[Task]: From the line containing "Read the values" to the last line of the data below, copy everything exactly and nothing else; pictures stay out.

------------------------------------------------------------------------

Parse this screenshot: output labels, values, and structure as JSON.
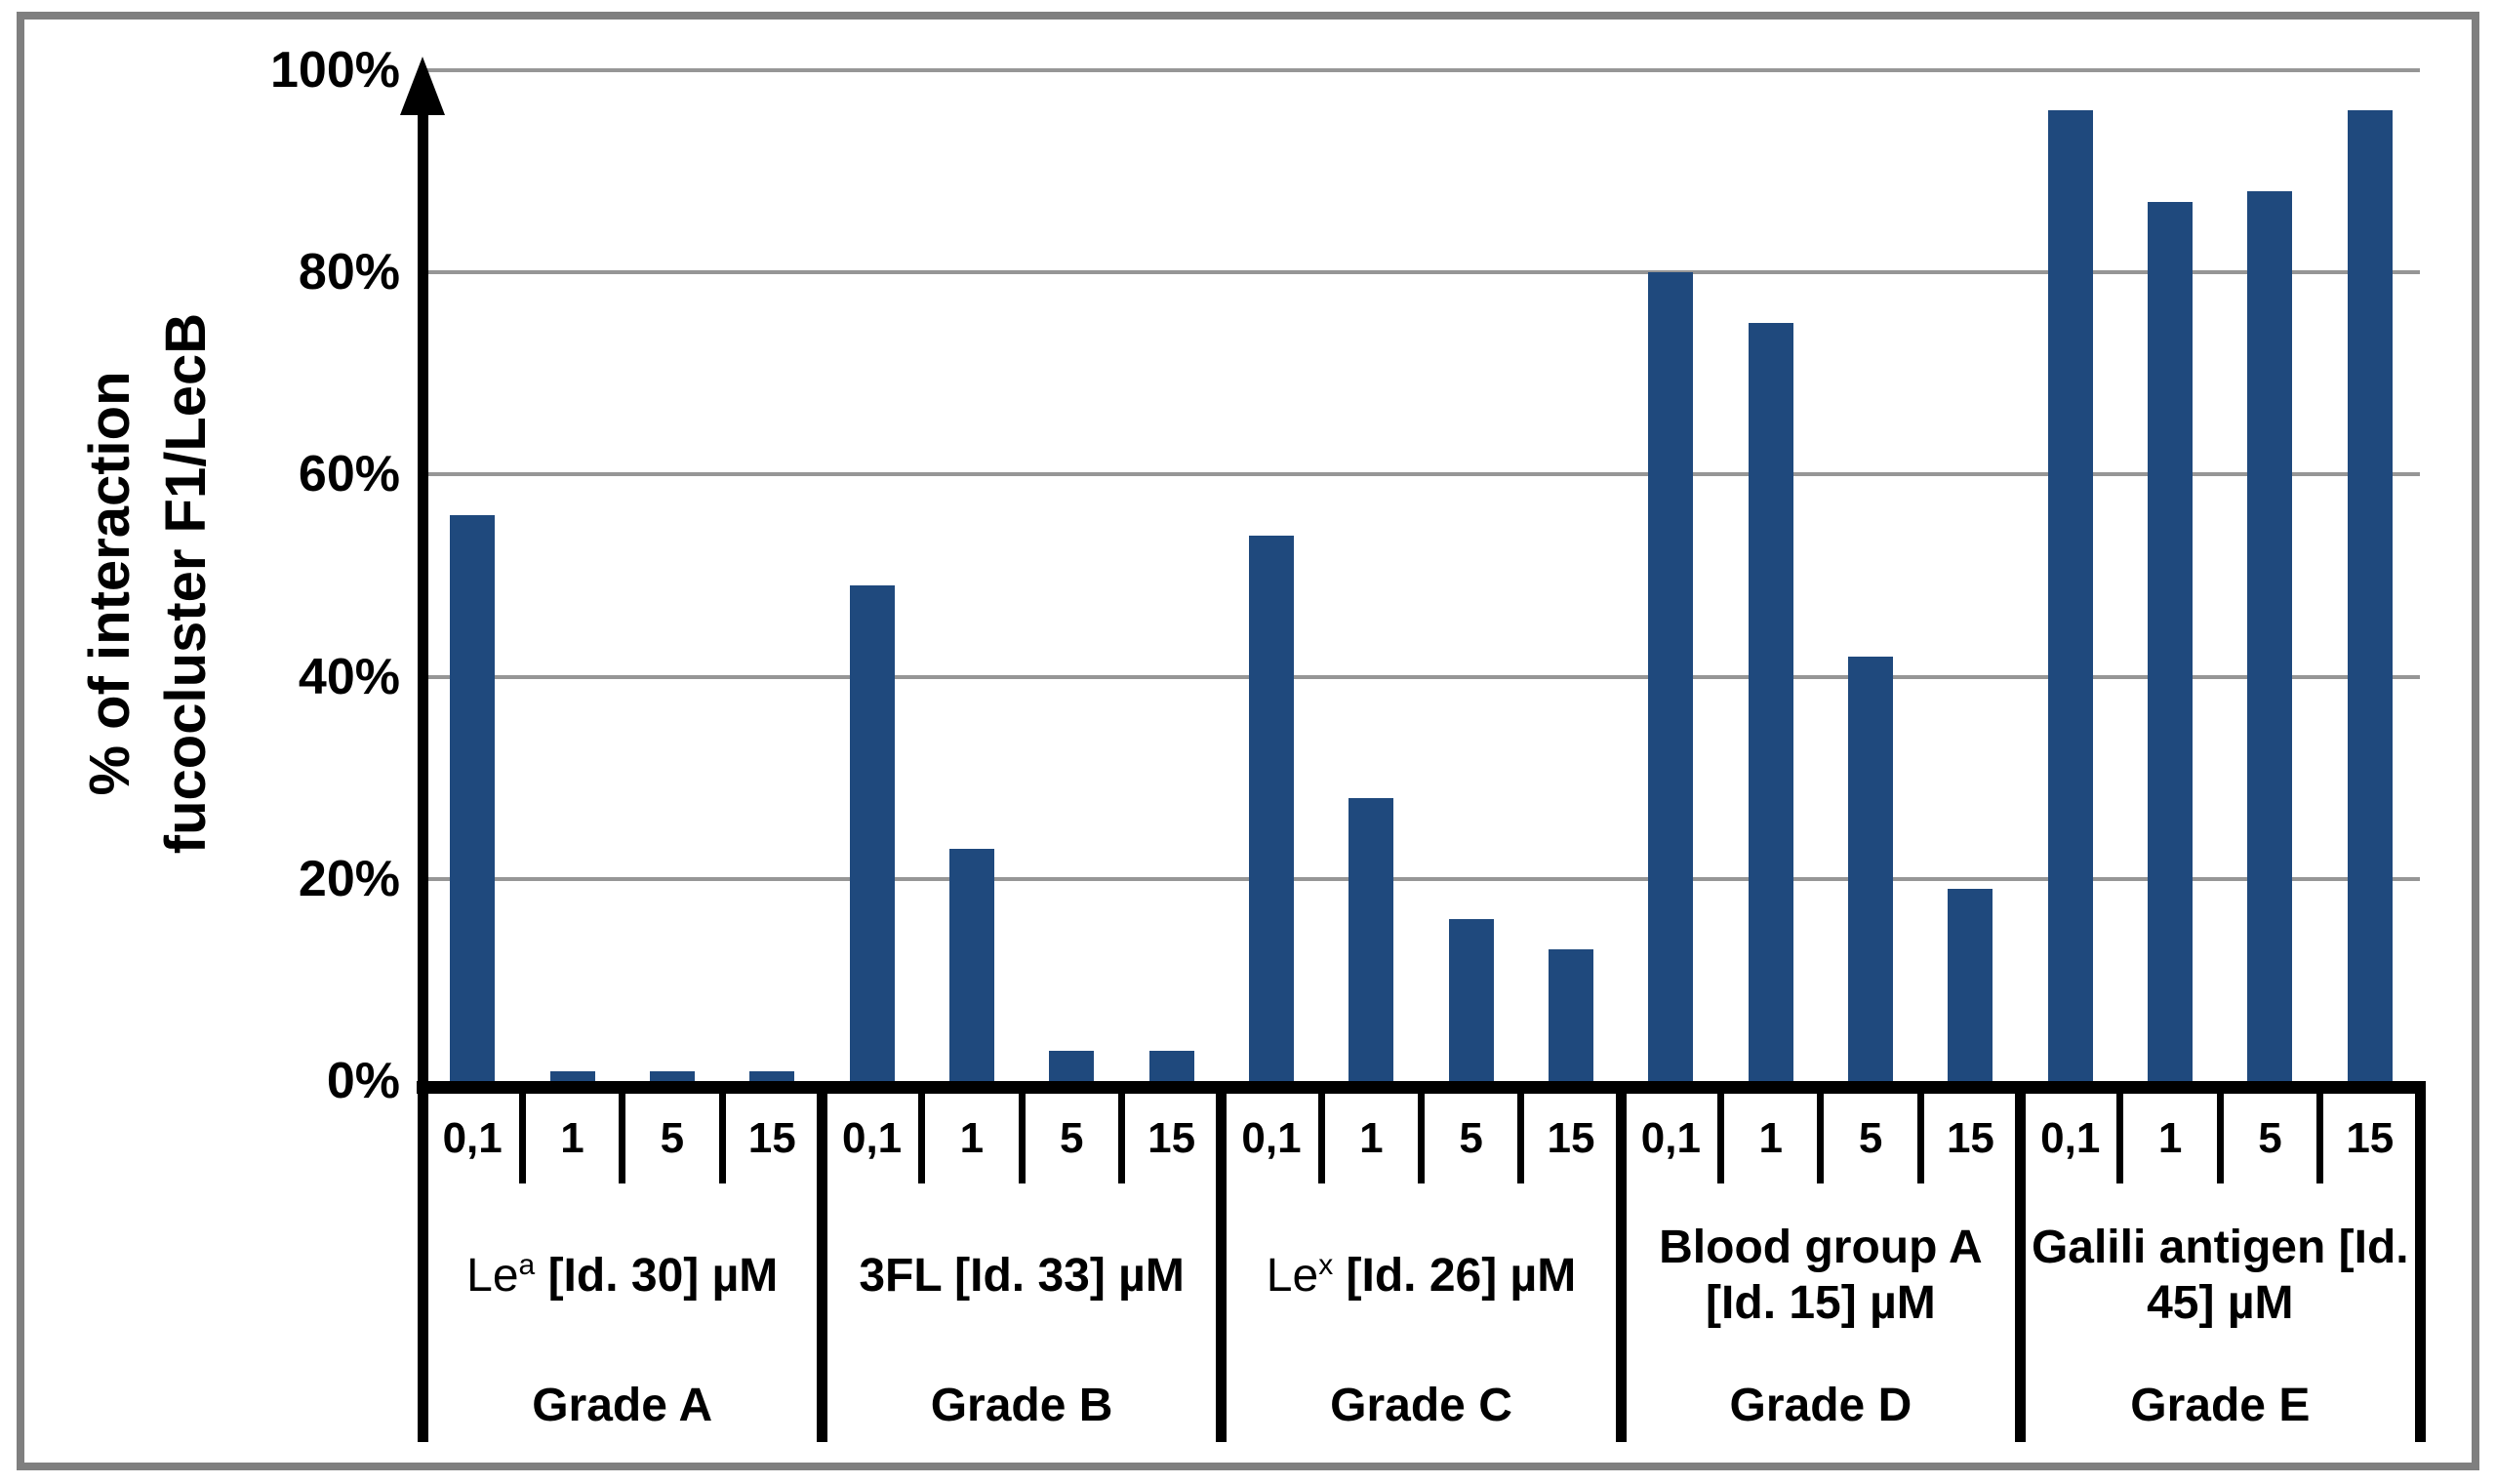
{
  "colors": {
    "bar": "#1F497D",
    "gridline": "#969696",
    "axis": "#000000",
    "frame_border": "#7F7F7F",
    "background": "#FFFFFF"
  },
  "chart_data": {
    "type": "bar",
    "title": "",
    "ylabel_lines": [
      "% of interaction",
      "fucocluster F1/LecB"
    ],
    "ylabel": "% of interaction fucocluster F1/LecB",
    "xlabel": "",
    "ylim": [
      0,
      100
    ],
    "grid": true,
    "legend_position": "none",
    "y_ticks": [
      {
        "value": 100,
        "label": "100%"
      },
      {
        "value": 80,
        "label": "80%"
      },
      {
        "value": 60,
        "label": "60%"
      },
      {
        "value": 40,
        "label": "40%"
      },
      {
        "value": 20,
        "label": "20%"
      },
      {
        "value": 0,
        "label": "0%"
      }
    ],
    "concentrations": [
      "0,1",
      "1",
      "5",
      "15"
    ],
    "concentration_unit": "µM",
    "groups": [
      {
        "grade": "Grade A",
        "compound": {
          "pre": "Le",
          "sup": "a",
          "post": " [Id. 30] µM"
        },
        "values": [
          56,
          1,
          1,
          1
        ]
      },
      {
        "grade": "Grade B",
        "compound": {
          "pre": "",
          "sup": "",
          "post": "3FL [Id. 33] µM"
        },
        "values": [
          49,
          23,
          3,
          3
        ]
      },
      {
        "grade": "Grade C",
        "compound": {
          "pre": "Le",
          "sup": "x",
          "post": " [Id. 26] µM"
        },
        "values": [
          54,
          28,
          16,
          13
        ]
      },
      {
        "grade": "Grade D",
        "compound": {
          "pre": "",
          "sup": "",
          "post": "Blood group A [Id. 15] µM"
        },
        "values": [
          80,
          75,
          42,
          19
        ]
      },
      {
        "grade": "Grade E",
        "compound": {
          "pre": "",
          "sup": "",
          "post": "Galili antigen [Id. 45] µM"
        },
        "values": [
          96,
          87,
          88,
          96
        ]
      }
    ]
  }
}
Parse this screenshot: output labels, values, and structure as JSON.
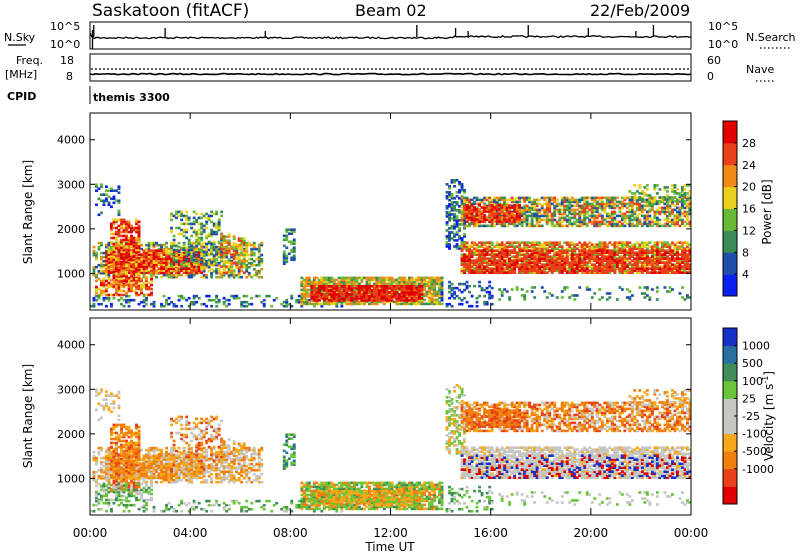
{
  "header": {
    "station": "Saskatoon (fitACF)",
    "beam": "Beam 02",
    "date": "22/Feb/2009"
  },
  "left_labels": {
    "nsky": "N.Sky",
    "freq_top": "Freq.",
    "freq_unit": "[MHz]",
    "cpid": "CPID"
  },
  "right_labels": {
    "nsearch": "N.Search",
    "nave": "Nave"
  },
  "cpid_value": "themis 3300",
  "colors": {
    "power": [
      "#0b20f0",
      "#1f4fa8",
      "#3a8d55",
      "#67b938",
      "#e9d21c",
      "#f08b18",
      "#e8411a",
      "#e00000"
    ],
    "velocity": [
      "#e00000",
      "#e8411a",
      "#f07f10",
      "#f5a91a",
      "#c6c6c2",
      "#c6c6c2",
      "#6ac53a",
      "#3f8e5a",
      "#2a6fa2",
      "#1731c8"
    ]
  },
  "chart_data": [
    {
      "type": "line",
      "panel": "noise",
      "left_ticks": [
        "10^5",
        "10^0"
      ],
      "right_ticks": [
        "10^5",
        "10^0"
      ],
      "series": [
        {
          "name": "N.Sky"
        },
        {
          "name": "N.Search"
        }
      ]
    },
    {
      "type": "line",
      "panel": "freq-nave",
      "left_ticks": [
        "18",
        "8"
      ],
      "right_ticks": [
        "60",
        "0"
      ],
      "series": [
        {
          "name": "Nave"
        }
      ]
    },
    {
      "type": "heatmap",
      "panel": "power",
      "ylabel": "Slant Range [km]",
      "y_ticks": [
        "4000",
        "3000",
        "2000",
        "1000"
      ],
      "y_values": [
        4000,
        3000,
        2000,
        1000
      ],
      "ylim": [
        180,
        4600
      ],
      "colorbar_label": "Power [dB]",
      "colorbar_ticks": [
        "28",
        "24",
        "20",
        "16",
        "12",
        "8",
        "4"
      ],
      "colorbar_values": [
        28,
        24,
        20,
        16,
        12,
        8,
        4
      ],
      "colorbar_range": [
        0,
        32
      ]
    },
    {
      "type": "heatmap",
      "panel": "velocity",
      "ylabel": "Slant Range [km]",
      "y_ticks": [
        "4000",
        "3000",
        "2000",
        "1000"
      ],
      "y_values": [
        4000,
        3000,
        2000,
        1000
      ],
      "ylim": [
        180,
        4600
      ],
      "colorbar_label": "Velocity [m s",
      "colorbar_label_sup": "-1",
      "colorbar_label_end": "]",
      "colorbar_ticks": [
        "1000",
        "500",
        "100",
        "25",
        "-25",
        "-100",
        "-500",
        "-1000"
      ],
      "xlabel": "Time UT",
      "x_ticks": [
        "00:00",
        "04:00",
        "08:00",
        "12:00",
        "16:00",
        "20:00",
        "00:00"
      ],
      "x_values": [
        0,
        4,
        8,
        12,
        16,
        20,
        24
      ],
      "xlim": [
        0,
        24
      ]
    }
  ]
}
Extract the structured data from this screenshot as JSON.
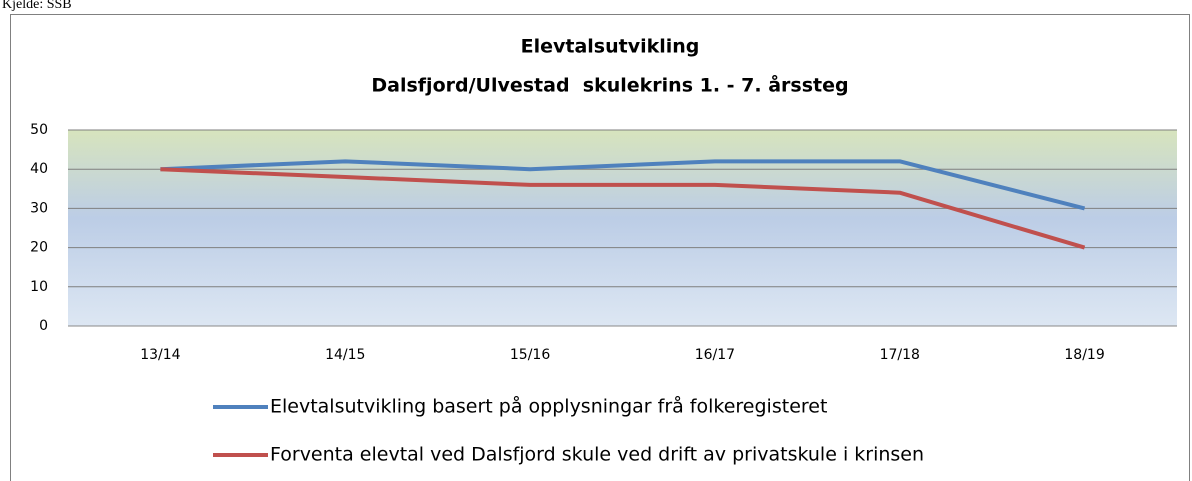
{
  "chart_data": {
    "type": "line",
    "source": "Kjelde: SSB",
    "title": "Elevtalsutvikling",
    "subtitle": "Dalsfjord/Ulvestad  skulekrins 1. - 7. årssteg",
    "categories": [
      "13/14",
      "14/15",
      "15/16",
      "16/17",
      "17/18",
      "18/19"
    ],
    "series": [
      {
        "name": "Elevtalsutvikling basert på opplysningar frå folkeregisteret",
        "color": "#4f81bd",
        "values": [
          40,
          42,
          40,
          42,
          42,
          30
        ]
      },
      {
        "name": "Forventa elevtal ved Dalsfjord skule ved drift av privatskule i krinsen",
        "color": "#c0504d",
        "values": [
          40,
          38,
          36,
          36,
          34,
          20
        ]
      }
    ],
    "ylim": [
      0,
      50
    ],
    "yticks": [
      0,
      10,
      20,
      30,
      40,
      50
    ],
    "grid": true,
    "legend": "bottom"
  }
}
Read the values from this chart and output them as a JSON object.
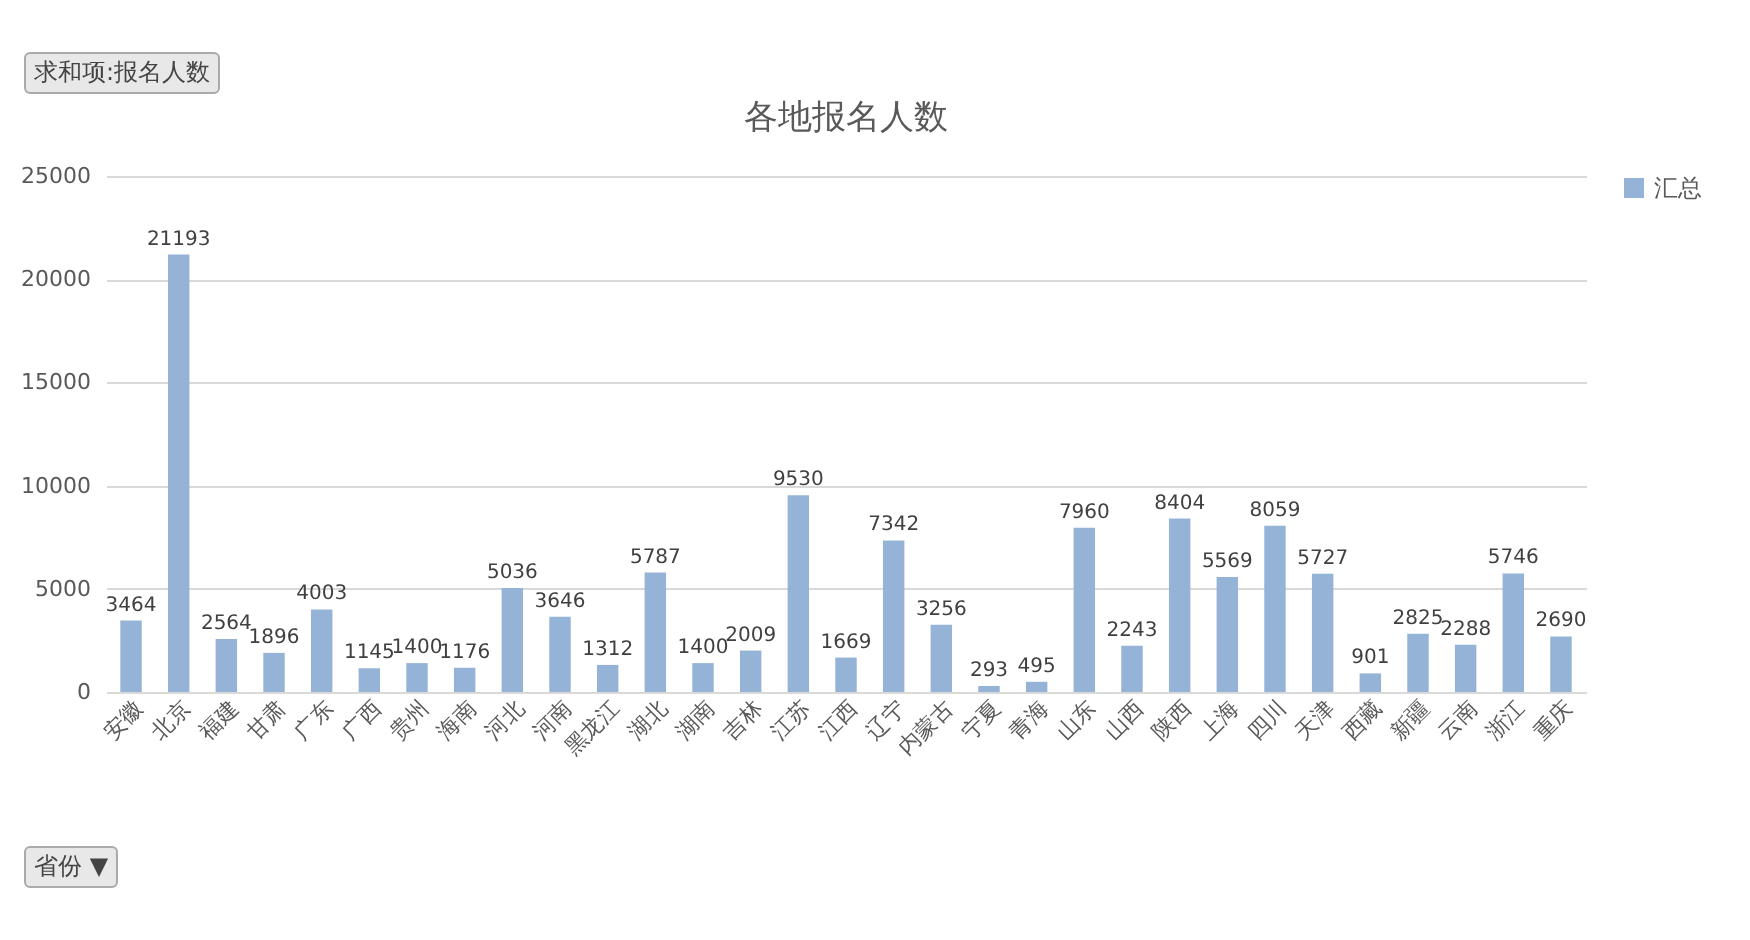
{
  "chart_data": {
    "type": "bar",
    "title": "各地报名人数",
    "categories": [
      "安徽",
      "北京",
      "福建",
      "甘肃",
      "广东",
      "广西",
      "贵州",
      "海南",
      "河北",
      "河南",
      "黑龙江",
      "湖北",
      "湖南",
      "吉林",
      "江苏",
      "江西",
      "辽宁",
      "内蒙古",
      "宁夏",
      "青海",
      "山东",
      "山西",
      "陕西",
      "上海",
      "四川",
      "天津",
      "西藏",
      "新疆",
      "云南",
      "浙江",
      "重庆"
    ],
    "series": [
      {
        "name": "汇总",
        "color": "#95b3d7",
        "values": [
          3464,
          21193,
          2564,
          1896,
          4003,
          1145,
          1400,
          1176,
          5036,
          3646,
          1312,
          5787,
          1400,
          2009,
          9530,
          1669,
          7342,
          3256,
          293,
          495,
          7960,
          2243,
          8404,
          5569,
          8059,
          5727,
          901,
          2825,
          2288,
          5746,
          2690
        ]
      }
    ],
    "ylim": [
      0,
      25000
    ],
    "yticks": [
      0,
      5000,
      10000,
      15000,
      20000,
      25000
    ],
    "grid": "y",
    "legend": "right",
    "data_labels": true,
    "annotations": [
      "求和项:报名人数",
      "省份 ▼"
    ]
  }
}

------------------------------------------------------------------------

[Solution to this task]:
Read the values from this chart and output them as a JSON object.
{
  "chart_data": {
    "type": "bar",
    "title": "各地报名人数",
    "categories": [
      "安徽",
      "北京",
      "福建",
      "甘肃",
      "广东",
      "广西",
      "贵州",
      "海南",
      "河北",
      "河南",
      "黑龙江",
      "湖北",
      "湖南",
      "吉林",
      "江苏",
      "江西",
      "辽宁",
      "内蒙古",
      "宁夏",
      "青海",
      "山东",
      "山西",
      "陕西",
      "上海",
      "四川",
      "天津",
      "西藏",
      "新疆",
      "云南",
      "浙江",
      "重庆"
    ],
    "series": [
      {
        "name": "汇总",
        "color": "#95b3d7",
        "values": [
          3464,
          21193,
          2564,
          1896,
          4003,
          1145,
          1400,
          1176,
          5036,
          3646,
          1312,
          5787,
          1400,
          2009,
          9530,
          1669,
          7342,
          3256,
          293,
          495,
          7960,
          2243,
          8404,
          5569,
          8059,
          5727,
          901,
          2825,
          2288,
          5746,
          2690
        ]
      }
    ],
    "ylim": [
      0,
      25000
    ],
    "yticks": [
      0,
      5000,
      10000,
      15000,
      20000,
      25000
    ],
    "grid": "y",
    "legend": "right",
    "data_labels": true,
    "annotations": [
      "求和项:报名人数",
      "省份 ▼"
    ]
  }
}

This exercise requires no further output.